DATASET:
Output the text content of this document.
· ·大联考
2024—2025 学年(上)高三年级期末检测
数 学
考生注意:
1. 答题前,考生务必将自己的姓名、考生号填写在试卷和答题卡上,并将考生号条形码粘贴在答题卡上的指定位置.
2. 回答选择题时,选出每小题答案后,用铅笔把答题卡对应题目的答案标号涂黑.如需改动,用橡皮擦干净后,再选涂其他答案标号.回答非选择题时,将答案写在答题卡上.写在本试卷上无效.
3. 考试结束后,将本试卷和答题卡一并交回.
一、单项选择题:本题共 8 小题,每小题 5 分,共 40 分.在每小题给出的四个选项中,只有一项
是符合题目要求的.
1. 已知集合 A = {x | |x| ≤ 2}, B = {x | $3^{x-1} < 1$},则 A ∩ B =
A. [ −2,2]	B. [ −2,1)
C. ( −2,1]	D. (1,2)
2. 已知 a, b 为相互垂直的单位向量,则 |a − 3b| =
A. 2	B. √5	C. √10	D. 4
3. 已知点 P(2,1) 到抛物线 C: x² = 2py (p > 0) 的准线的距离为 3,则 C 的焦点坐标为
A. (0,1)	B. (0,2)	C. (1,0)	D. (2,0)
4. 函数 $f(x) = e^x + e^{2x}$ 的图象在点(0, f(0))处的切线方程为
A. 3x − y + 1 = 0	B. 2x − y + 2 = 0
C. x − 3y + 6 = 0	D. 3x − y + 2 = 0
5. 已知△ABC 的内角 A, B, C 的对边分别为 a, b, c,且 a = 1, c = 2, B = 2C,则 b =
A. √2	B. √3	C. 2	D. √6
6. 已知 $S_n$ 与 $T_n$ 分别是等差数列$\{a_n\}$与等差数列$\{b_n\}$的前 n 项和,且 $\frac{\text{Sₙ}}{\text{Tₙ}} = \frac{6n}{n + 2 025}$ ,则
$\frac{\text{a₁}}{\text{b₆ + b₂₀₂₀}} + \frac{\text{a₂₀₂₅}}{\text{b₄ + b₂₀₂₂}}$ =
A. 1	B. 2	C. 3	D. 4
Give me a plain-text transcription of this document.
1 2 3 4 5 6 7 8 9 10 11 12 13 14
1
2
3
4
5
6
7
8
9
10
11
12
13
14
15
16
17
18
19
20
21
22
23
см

PROBLEM REQUIREMENTS: Copy every line verbatim.

THE RESPONSE:
Output the text content of this document.
· ·大联考
2024—2025 学年(上)高三年级期末检测
数 学
考生注意:
1. 答题前,考生务必将自己的姓名、考生号填写在试卷和答题卡上,并将考生号条形码粘贴在答题卡上的指定位置.
2. 回答选择题时,选出每小题答案后,用铅笔把答题卡对应题目的答案标号涂黑.如需改动,用橡皮擦干净后,再选涂其他答案标号.回答非选择题时,将答案写在答题卡上.写在本试卷上无效.
3. 考试结束后,将本试卷和答题卡一并交回.
一、单项选择题:本题共 8 小题,每小题 5 分,共 40 分.在每小题给出的四个选项中,只有一项
是符合题目要求的.
1. 已知集合 A = {x | |x| ≤ 2}, B = {x | $3^{x-1} < 1$},则 A ∩ B =
A. [ −2,2]	B. [ −2,1)
C. ( −2,1]	D. (1,2)
2. 已知 a, b 为相互垂直的单位向量,则 |a − 3b| =
A. 2	B. √5	C. √10	D. 4
3. 已知点 P(2,1) 到抛物线 C: x² = 2py (p > 0) 的准线的距离为 3,则 C 的焦点坐标为
A. (0,1)	B. (0,2)	C. (1,0)	D. (2,0)
4. 函数 $f(x) = e^x + e^{2x}$ 的图象在点(0, f(0))处的切线方程为
A. 3x − y + 1 = 0	B. 2x − y + 2 = 0
C. x − 3y + 6 = 0	D. 3x − y + 2 = 0
5. 已知△ABC 的内角 A, B, C 的对边分别为 a, b, c,且 a = 1, c = 2, B = 2C,则 b =
A. √2	B. √3	C. 2	D. √6
6. 已知 $S_n$ 与 $T_n$ 分别是等差数列$\{a_n\}$与等差数列$\{b_n\}$的前 n 项和,且 $\frac{\text{Sₙ}}{\text{Tₙ}} = \frac{6n}{n + 2 025}$ ,则
$\frac{\text{a₁}}{\text{b₆ + b₂₀₂₀}} + \frac{\text{a₂₀₂₅}}{\text{b₄ + b₂₀₂₂}}$ =
A. 1	B. 2	C. 3	D. 4
Give me a plain-text transcription of this document.
1 2 3 4 5 6 7 8 9 10 11 12 13 14
1
2
3
4
5
6
7
8
9
10
11
12
13
14
15
16
17
18
19
20
21
22
23
см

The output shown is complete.